= EXERCISE AIM =
Write out all of the entries that follow, word for word, but skip the pictures.

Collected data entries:
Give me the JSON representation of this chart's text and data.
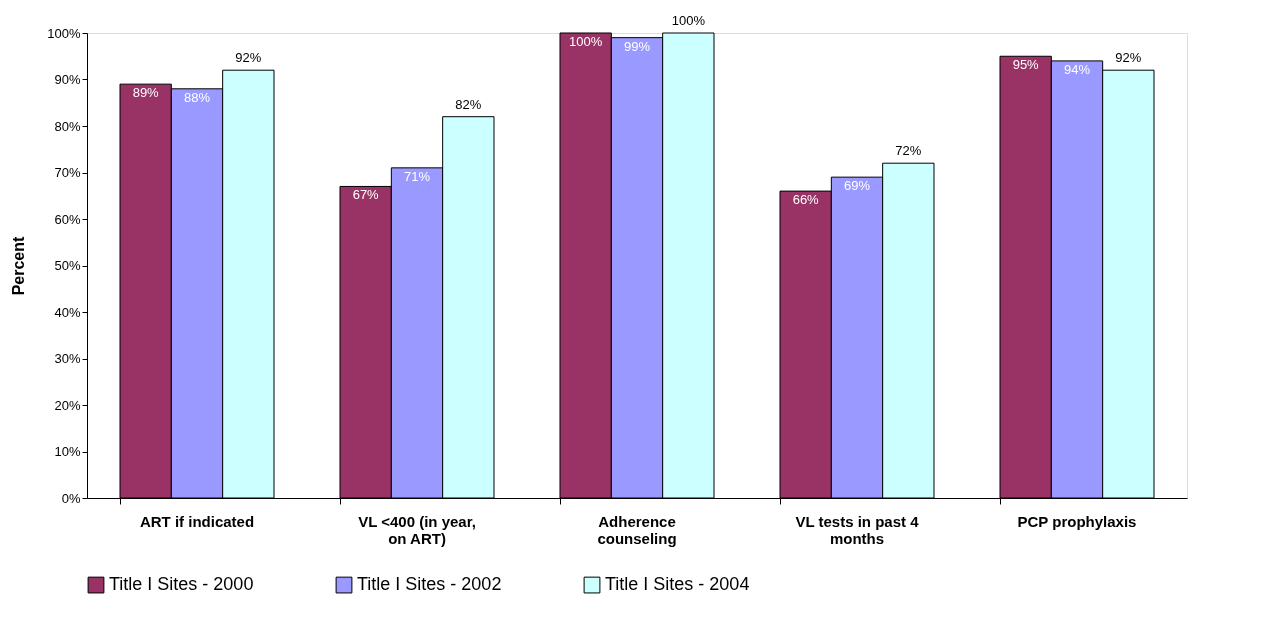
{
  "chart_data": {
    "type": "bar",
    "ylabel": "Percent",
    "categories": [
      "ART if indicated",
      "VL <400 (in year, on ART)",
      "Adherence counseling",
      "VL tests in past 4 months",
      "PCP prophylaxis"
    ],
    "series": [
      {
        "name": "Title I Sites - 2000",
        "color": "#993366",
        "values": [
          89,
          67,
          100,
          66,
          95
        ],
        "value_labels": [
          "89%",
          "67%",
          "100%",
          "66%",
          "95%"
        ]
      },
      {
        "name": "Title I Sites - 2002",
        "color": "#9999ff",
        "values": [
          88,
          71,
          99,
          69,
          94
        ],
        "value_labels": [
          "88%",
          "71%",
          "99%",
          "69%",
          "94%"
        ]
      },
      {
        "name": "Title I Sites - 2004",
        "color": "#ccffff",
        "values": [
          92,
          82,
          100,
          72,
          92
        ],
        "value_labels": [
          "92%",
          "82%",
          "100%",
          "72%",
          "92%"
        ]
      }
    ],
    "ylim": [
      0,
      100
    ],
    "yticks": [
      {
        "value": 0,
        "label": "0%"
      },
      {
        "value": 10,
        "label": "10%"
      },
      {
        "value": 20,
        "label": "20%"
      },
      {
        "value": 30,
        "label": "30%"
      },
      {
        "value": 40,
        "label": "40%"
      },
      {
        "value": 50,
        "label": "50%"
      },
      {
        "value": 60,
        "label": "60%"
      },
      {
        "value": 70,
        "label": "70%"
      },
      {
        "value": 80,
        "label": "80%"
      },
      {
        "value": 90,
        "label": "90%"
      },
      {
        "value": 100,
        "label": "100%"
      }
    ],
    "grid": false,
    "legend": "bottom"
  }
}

= CORRECT RESPONSE =
Give me the JSON representation of this chart's text and data.
{
  "chart_data": {
    "type": "bar",
    "ylabel": "Percent",
    "categories": [
      "ART if indicated",
      "VL <400 (in year, on ART)",
      "Adherence counseling",
      "VL tests in past 4 months",
      "PCP prophylaxis"
    ],
    "series": [
      {
        "name": "Title I Sites - 2000",
        "color": "#993366",
        "values": [
          89,
          67,
          100,
          66,
          95
        ],
        "value_labels": [
          "89%",
          "67%",
          "100%",
          "66%",
          "95%"
        ]
      },
      {
        "name": "Title I Sites - 2002",
        "color": "#9999ff",
        "values": [
          88,
          71,
          99,
          69,
          94
        ],
        "value_labels": [
          "88%",
          "71%",
          "99%",
          "69%",
          "94%"
        ]
      },
      {
        "name": "Title I Sites - 2004",
        "color": "#ccffff",
        "values": [
          92,
          82,
          100,
          72,
          92
        ],
        "value_labels": [
          "92%",
          "82%",
          "100%",
          "72%",
          "92%"
        ]
      }
    ],
    "ylim": [
      0,
      100
    ],
    "yticks": [
      {
        "value": 0,
        "label": "0%"
      },
      {
        "value": 10,
        "label": "10%"
      },
      {
        "value": 20,
        "label": "20%"
      },
      {
        "value": 30,
        "label": "30%"
      },
      {
        "value": 40,
        "label": "40%"
      },
      {
        "value": 50,
        "label": "50%"
      },
      {
        "value": 60,
        "label": "60%"
      },
      {
        "value": 70,
        "label": "70%"
      },
      {
        "value": 80,
        "label": "80%"
      },
      {
        "value": 90,
        "label": "90%"
      },
      {
        "value": 100,
        "label": "100%"
      }
    ],
    "grid": false,
    "legend": "bottom"
  }
}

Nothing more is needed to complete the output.